■ **Work to do**:
Write out the listing below in full and exactly, leaving out every picture.
##### Material for this task #####
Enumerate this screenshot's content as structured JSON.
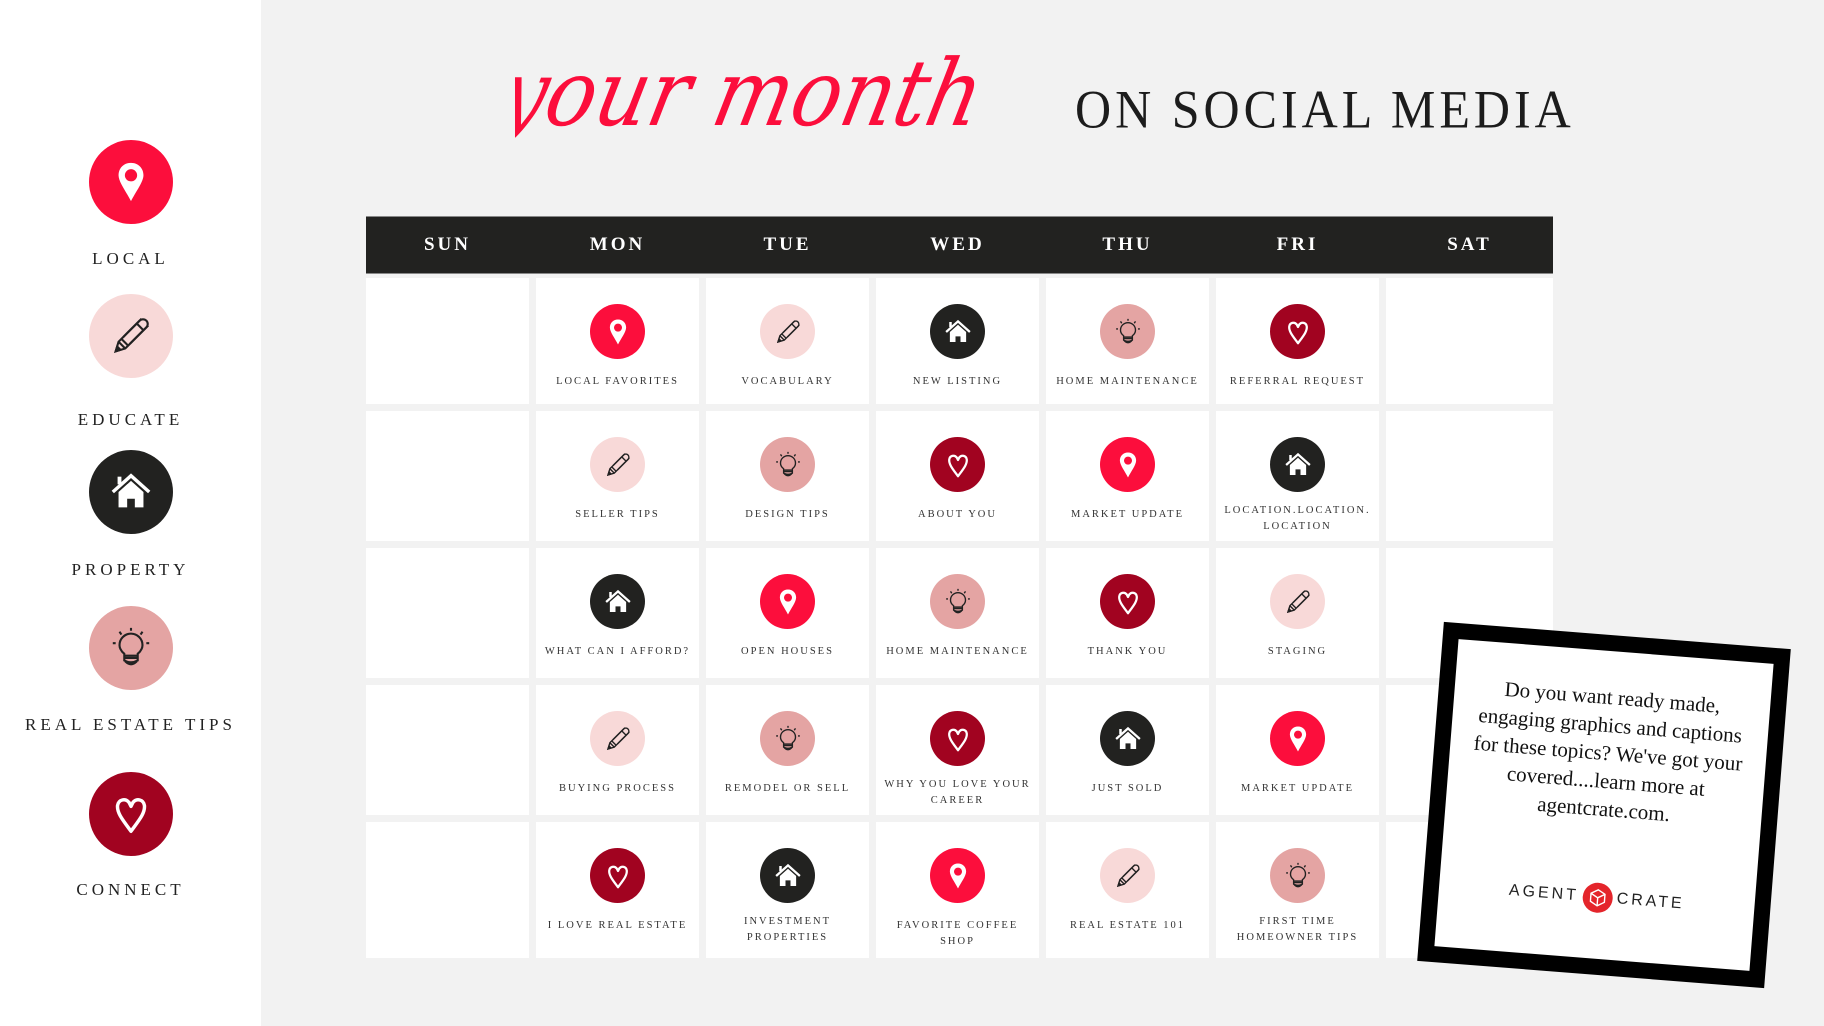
{
  "title": {
    "script_text": "your month",
    "serif_text": "ON SOCIAL MEDIA"
  },
  "colors": {
    "local": "#fc0e3c",
    "educate": "#f8d9d8",
    "property": "#222220",
    "tips": "#e4a4a3",
    "connect": "#a10320"
  },
  "legend": [
    {
      "category": "local",
      "icon": "map-pin-icon",
      "label": "LOCAL"
    },
    {
      "category": "educate",
      "icon": "pencil-icon",
      "label": "EDUCATE"
    },
    {
      "category": "property",
      "icon": "house-icon",
      "label": "PROPERTY"
    },
    {
      "category": "tips",
      "icon": "lightbulb-icon",
      "label": "REAL ESTATE TIPS"
    },
    {
      "category": "connect",
      "icon": "heart-icon",
      "label": "CONNECT"
    }
  ],
  "days": [
    "SUN",
    "MON",
    "TUE",
    "WED",
    "THU",
    "FRI",
    "SAT"
  ],
  "weeks": [
    [
      null,
      {
        "category": "local",
        "label": "LOCAL FAVORITES"
      },
      {
        "category": "educate",
        "label": "VOCABULARY"
      },
      {
        "category": "property",
        "label": "NEW LISTING"
      },
      {
        "category": "tips",
        "label": "HOME MAINTENANCE"
      },
      {
        "category": "connect",
        "label": "REFERRAL REQUEST"
      },
      null
    ],
    [
      null,
      {
        "category": "educate",
        "label": "SELLER TIPS"
      },
      {
        "category": "tips",
        "label": "DESIGN TIPS"
      },
      {
        "category": "connect",
        "label": "ABOUT YOU"
      },
      {
        "category": "local",
        "label": "MARKET UPDATE"
      },
      {
        "category": "property",
        "label": "LOCATION.LOCATION. LOCATION"
      },
      null
    ],
    [
      null,
      {
        "category": "property",
        "label": "WHAT CAN I AFFORD?"
      },
      {
        "category": "local",
        "label": "OPEN HOUSES"
      },
      {
        "category": "tips",
        "label": "HOME MAINTENANCE"
      },
      {
        "category": "connect",
        "label": "THANK YOU"
      },
      {
        "category": "educate",
        "label": "STAGING"
      },
      null
    ],
    [
      null,
      {
        "category": "educate",
        "label": "BUYING PROCESS"
      },
      {
        "category": "tips",
        "label": "REMODEL OR SELL"
      },
      {
        "category": "connect",
        "label": "WHY YOU LOVE YOUR CAREER"
      },
      {
        "category": "property",
        "label": "JUST SOLD"
      },
      {
        "category": "local",
        "label": "MARKET UPDATE"
      },
      null
    ],
    [
      null,
      {
        "category": "connect",
        "label": "I LOVE REAL ESTATE"
      },
      {
        "category": "property",
        "label": "INVESTMENT PROPERTIES"
      },
      {
        "category": "local",
        "label": "FAVORITE COFFEE SHOP"
      },
      {
        "category": "educate",
        "label": "REAL ESTATE 101"
      },
      {
        "category": "tips",
        "label": "FIRST TIME HOMEOWNER TIPS"
      },
      null
    ]
  ],
  "promo": {
    "text": "Do you want ready made, engaging graphics and captions for these topics? We've got your covered....learn more at agentcrate.com.",
    "logo_left": "AGENT",
    "logo_right": "CRATE"
  }
}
#####
■ **Reply to the task**:
Enumerate this screenshot's content as structured JSON.
{
  "title": {
    "script_text": "your month",
    "serif_text": "ON SOCIAL MEDIA"
  },
  "colors": {
    "local": "#fc0e3c",
    "educate": "#f8d9d8",
    "property": "#222220",
    "tips": "#e4a4a3",
    "connect": "#a10320"
  },
  "legend": [
    {
      "category": "local",
      "icon": "map-pin-icon",
      "label": "LOCAL"
    },
    {
      "category": "educate",
      "icon": "pencil-icon",
      "label": "EDUCATE"
    },
    {
      "category": "property",
      "icon": "house-icon",
      "label": "PROPERTY"
    },
    {
      "category": "tips",
      "icon": "lightbulb-icon",
      "label": "REAL ESTATE TIPS"
    },
    {
      "category": "connect",
      "icon": "heart-icon",
      "label": "CONNECT"
    }
  ],
  "days": [
    "SUN",
    "MON",
    "TUE",
    "WED",
    "THU",
    "FRI",
    "SAT"
  ],
  "weeks": [
    [
      null,
      {
        "category": "local",
        "label": "LOCAL FAVORITES"
      },
      {
        "category": "educate",
        "label": "VOCABULARY"
      },
      {
        "category": "property",
        "label": "NEW LISTING"
      },
      {
        "category": "tips",
        "label": "HOME MAINTENANCE"
      },
      {
        "category": "connect",
        "label": "REFERRAL REQUEST"
      },
      null
    ],
    [
      null,
      {
        "category": "educate",
        "label": "SELLER TIPS"
      },
      {
        "category": "tips",
        "label": "DESIGN TIPS"
      },
      {
        "category": "connect",
        "label": "ABOUT YOU"
      },
      {
        "category": "local",
        "label": "MARKET UPDATE"
      },
      {
        "category": "property",
        "label": "LOCATION.LOCATION. LOCATION"
      },
      null
    ],
    [
      null,
      {
        "category": "property",
        "label": "WHAT CAN I AFFORD?"
      },
      {
        "category": "local",
        "label": "OPEN HOUSES"
      },
      {
        "category": "tips",
        "label": "HOME MAINTENANCE"
      },
      {
        "category": "connect",
        "label": "THANK YOU"
      },
      {
        "category": "educate",
        "label": "STAGING"
      },
      null
    ],
    [
      null,
      {
        "category": "educate",
        "label": "BUYING PROCESS"
      },
      {
        "category": "tips",
        "label": "REMODEL OR SELL"
      },
      {
        "category": "connect",
        "label": "WHY YOU LOVE YOUR CAREER"
      },
      {
        "category": "property",
        "label": "JUST SOLD"
      },
      {
        "category": "local",
        "label": "MARKET UPDATE"
      },
      null
    ],
    [
      null,
      {
        "category": "connect",
        "label": "I LOVE REAL ESTATE"
      },
      {
        "category": "property",
        "label": "INVESTMENT PROPERTIES"
      },
      {
        "category": "local",
        "label": "FAVORITE COFFEE SHOP"
      },
      {
        "category": "educate",
        "label": "REAL ESTATE 101"
      },
      {
        "category": "tips",
        "label": "FIRST TIME HOMEOWNER TIPS"
      },
      null
    ]
  ],
  "promo": {
    "text": "Do you want ready made, engaging graphics and captions for these topics? We've got your covered....learn more at agentcrate.com.",
    "logo_left": "AGENT",
    "logo_right": "CRATE"
  }
}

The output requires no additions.